Dataset rows.
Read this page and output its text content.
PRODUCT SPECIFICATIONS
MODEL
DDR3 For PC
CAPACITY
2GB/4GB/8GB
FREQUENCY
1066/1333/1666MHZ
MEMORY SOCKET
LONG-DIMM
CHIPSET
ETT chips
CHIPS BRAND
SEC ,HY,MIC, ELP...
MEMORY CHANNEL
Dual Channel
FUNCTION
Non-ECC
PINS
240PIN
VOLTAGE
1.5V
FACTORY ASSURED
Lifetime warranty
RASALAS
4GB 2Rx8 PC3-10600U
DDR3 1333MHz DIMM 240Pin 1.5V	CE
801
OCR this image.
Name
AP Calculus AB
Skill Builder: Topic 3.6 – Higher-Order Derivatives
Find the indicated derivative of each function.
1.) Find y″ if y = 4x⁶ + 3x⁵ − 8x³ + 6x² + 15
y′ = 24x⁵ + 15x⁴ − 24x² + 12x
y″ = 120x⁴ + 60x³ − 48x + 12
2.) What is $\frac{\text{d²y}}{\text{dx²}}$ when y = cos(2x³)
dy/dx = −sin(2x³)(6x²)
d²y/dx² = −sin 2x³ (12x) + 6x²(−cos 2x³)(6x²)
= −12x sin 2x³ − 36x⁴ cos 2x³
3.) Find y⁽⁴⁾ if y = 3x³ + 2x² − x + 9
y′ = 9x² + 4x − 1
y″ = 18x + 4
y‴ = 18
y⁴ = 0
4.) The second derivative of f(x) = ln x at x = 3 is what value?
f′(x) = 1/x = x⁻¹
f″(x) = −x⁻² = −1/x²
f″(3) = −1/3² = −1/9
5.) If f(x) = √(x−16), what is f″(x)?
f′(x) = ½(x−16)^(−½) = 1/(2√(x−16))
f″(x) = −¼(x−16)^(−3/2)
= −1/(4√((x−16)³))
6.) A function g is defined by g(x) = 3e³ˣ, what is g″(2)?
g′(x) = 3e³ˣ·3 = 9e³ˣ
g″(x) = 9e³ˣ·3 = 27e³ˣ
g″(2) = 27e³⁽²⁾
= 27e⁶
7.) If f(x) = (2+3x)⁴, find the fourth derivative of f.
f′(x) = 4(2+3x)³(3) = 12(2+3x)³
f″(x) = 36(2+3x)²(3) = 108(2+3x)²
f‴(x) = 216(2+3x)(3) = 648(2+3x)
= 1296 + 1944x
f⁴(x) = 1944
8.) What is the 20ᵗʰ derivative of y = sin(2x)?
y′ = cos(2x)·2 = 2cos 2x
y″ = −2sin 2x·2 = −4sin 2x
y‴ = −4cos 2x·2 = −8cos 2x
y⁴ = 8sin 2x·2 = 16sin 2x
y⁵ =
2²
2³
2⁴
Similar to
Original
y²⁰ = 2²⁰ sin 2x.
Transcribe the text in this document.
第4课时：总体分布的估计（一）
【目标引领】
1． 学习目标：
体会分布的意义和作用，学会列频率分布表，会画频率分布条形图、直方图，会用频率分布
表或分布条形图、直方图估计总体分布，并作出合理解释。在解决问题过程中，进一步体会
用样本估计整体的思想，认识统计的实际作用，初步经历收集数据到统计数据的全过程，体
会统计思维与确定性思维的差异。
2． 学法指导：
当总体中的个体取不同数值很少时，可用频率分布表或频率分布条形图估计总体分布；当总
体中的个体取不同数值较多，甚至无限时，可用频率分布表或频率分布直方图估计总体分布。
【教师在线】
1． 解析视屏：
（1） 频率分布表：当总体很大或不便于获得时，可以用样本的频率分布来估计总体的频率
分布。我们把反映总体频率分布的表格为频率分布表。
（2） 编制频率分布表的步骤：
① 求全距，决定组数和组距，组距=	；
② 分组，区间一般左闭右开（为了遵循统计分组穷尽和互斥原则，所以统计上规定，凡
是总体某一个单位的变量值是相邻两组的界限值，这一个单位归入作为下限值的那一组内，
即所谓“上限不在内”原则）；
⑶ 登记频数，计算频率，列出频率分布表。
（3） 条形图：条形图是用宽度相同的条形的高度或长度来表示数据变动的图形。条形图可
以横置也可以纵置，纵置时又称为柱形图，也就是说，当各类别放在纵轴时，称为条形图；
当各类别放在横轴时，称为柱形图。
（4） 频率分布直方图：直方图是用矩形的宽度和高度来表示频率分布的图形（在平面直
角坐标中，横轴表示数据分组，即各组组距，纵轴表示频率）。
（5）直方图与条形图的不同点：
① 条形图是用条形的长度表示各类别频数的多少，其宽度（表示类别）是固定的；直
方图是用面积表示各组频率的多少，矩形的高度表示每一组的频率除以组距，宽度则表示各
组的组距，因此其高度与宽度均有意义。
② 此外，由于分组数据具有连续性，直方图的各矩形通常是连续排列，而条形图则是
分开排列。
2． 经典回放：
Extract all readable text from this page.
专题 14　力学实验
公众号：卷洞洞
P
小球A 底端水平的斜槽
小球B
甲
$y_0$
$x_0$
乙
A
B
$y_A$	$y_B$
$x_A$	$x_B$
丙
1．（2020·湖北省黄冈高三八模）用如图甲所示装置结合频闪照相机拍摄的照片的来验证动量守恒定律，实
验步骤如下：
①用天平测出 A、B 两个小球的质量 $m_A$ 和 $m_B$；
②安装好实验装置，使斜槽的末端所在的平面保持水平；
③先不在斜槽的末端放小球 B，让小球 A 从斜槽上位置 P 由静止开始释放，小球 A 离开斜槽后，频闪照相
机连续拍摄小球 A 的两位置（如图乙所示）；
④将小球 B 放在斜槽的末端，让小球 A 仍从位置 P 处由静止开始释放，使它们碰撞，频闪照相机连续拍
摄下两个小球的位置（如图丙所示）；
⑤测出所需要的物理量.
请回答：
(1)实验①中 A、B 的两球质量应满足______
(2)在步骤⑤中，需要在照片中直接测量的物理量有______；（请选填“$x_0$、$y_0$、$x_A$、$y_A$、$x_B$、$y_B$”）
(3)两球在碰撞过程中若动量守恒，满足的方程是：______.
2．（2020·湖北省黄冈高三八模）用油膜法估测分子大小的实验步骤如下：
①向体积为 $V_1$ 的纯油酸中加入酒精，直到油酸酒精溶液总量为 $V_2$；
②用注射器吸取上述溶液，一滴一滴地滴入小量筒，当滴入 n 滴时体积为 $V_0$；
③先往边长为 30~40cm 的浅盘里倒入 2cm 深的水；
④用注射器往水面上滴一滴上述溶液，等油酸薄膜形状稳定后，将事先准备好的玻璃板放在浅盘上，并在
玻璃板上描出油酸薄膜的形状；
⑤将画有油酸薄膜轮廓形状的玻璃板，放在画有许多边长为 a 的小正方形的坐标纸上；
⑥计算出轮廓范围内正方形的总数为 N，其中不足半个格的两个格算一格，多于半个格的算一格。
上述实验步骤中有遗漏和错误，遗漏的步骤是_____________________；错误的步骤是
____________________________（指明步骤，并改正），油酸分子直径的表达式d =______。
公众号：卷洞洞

Brief. Copy each line of the listing that contains the string "DIMM".

Completed exercise.
LONG-DIMM
DDR3 1333MHz DIMM 240Pin 1.5V	CE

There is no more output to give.